**Set problem**
Find and copy each line of the records where the string "SAPO" shows up.

**Entries supplied**
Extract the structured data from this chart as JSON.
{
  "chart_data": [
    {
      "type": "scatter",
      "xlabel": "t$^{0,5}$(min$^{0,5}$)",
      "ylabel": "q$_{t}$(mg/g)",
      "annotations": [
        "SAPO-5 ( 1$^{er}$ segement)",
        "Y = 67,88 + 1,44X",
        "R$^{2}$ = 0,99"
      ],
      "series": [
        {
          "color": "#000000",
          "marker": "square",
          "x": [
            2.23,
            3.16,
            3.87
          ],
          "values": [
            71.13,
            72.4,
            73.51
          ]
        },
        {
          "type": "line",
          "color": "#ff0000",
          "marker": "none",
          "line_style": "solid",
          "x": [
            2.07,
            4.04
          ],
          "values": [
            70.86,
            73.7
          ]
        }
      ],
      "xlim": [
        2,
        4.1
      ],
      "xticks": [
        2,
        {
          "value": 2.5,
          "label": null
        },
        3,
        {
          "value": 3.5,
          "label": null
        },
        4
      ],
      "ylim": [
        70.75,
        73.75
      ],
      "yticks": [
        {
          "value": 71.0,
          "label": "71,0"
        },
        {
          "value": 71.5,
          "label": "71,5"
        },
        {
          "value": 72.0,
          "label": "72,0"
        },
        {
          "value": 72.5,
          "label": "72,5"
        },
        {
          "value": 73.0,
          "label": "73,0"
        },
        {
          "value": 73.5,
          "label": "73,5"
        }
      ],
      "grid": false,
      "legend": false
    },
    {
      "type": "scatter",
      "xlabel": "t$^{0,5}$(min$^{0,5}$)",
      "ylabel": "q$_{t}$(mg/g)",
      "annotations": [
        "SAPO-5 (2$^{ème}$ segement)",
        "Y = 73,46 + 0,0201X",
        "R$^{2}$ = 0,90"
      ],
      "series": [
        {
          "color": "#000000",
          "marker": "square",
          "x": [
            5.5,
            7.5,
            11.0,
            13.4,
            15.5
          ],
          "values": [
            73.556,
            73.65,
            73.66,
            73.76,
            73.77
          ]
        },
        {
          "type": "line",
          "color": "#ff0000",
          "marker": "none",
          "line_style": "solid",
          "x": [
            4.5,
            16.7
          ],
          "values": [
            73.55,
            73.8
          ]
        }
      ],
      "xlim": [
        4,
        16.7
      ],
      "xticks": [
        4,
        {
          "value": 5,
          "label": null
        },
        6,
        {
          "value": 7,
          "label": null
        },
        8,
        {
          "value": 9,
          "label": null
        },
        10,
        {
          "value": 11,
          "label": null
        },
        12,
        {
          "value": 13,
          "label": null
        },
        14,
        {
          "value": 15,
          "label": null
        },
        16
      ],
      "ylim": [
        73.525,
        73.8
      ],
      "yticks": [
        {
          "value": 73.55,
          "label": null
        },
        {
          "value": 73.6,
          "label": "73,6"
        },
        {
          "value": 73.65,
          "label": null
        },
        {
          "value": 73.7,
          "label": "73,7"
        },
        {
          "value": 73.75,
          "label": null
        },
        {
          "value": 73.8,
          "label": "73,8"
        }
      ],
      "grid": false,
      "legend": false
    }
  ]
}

**Right answer**
        "SAPO-5 ( 1$^{er}$ segement)",
        "SAPO-5 (2$^{ème}$ segement)",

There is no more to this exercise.